• _REQUIREMENT_: Copy each of the entries below faithfully, setting aside any pictures.

Extracted records
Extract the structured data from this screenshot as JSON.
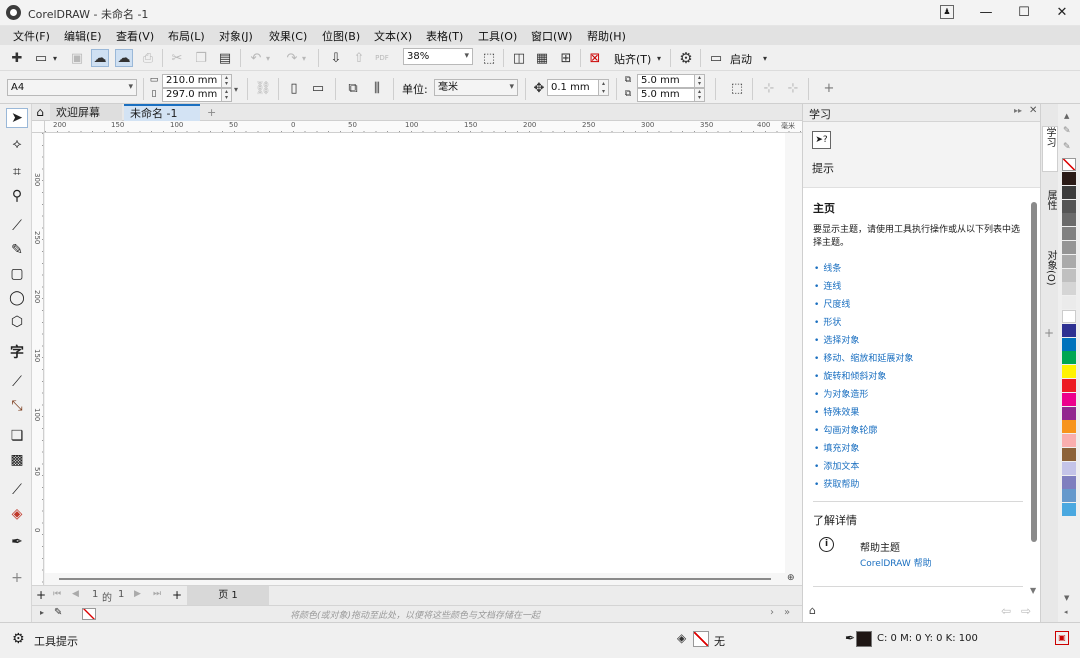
{
  "window": {
    "title": "CorelDRAW - 未命名 -1",
    "min": "—",
    "max": "☐",
    "close": "✕"
  },
  "menu": [
    "文件(F)",
    "编辑(E)",
    "查看(V)",
    "布局(L)",
    "对象(J)",
    "效果(C)",
    "位图(B)",
    "文本(X)",
    "表格(T)",
    "工具(O)",
    "窗口(W)",
    "帮助(H)"
  ],
  "toolbar": {
    "zoom": "38%",
    "snap_label": "贴齐(T)",
    "launch_label": "启动"
  },
  "props": {
    "paper": "A4",
    "width": "210.0 mm",
    "height": "297.0 mm",
    "unit_label": "单位:",
    "unit": "毫米",
    "nudge": "0.1 mm",
    "dup_x": "5.0 mm",
    "dup_y": "5.0 mm"
  },
  "tabs": {
    "welcome": "欢迎屏幕",
    "doc": "未命名 -1",
    "add": "+"
  },
  "ruler": {
    "h": [
      "200",
      "150",
      "100",
      "50",
      "0",
      "50",
      "100",
      "150",
      "200",
      "250",
      "300",
      "350",
      "400"
    ],
    "h_unit": "毫米",
    "v": [
      "300",
      "250",
      "200",
      "150",
      "100",
      "50",
      "0"
    ]
  },
  "pagenav": {
    "current": "1",
    "of": "的",
    "total": "1",
    "page_tab": "页 1"
  },
  "palette_hint": "将颜色(或对象)拖动至此处，以便将这些颜色与文档存储在一起",
  "docker": {
    "title": "学习",
    "tips_label": "提示",
    "home_title": "主页",
    "intro": "要显示主题，请使用工具执行操作或从以下列表中选择主题。",
    "links": [
      "线条",
      "连线",
      "尺度线",
      "形状",
      "选择对象",
      "移动、缩放和延展对象",
      "旋转和倾斜对象",
      "为对象造形",
      "特殊效果",
      "勾画对象轮廓",
      "填充对象",
      "添加文本",
      "获取帮助"
    ],
    "more_title": "了解详情",
    "help_title": "帮助主题",
    "help_link": "CorelDRAW 帮助"
  },
  "sidetabs": [
    "学习",
    "属性",
    "对象(O)"
  ],
  "swatches": [
    "#2b1b17",
    "#3c3c3c",
    "#555555",
    "#6a6a6a",
    "#808080",
    "#959595",
    "#aaaaaa",
    "#c0c0c0",
    "#d5d5d5",
    "#ebebeb",
    "#ffffff",
    "#2e3192",
    "#0072bc",
    "#00a651",
    "#fff200",
    "#ed1c24",
    "#ec008c",
    "#92278f",
    "#f7941d",
    "#f9aeae",
    "#8c6239",
    "#c4c4e8",
    "#7f7fbf",
    "#6699cc",
    "#4aa8e0"
  ],
  "status": {
    "hint": "工具提示",
    "fill_none": "无",
    "outline": "C: 0 M: 0 Y: 0 K: 100"
  }
}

• _OUTPUT OF THE EXERCISE_:
Extract the structured data from this screenshot as JSON.
{
  "window": {
    "title": "CorelDRAW - 未命名 -1",
    "min": "—",
    "max": "☐",
    "close": "✕"
  },
  "menu": [
    "文件(F)",
    "编辑(E)",
    "查看(V)",
    "布局(L)",
    "对象(J)",
    "效果(C)",
    "位图(B)",
    "文本(X)",
    "表格(T)",
    "工具(O)",
    "窗口(W)",
    "帮助(H)"
  ],
  "toolbar": {
    "zoom": "38%",
    "snap_label": "贴齐(T)",
    "launch_label": "启动"
  },
  "props": {
    "paper": "A4",
    "width": "210.0 mm",
    "height": "297.0 mm",
    "unit_label": "单位:",
    "unit": "毫米",
    "nudge": "0.1 mm",
    "dup_x": "5.0 mm",
    "dup_y": "5.0 mm"
  },
  "tabs": {
    "welcome": "欢迎屏幕",
    "doc": "未命名 -1",
    "add": "+"
  },
  "ruler": {
    "h": [
      "200",
      "150",
      "100",
      "50",
      "0",
      "50",
      "100",
      "150",
      "200",
      "250",
      "300",
      "350",
      "400"
    ],
    "h_unit": "毫米",
    "v": [
      "300",
      "250",
      "200",
      "150",
      "100",
      "50",
      "0"
    ]
  },
  "pagenav": {
    "current": "1",
    "of": "的",
    "total": "1",
    "page_tab": "页 1"
  },
  "palette_hint": "将颜色(或对象)拖动至此处，以便将这些颜色与文档存储在一起",
  "docker": {
    "title": "学习",
    "tips_label": "提示",
    "home_title": "主页",
    "intro": "要显示主题，请使用工具执行操作或从以下列表中选择主题。",
    "links": [
      "线条",
      "连线",
      "尺度线",
      "形状",
      "选择对象",
      "移动、缩放和延展对象",
      "旋转和倾斜对象",
      "为对象造形",
      "特殊效果",
      "勾画对象轮廓",
      "填充对象",
      "添加文本",
      "获取帮助"
    ],
    "more_title": "了解详情",
    "help_title": "帮助主题",
    "help_link": "CorelDRAW 帮助"
  },
  "sidetabs": [
    "学习",
    "属性",
    "对象(O)"
  ],
  "swatches": [
    "#2b1b17",
    "#3c3c3c",
    "#555555",
    "#6a6a6a",
    "#808080",
    "#959595",
    "#aaaaaa",
    "#c0c0c0",
    "#d5d5d5",
    "#ebebeb",
    "#ffffff",
    "#2e3192",
    "#0072bc",
    "#00a651",
    "#fff200",
    "#ed1c24",
    "#ec008c",
    "#92278f",
    "#f7941d",
    "#f9aeae",
    "#8c6239",
    "#c4c4e8",
    "#7f7fbf",
    "#6699cc",
    "#4aa8e0"
  ],
  "status": {
    "hint": "工具提示",
    "fill_none": "无",
    "outline": "C: 0 M: 0 Y: 0 K: 100"
  }
}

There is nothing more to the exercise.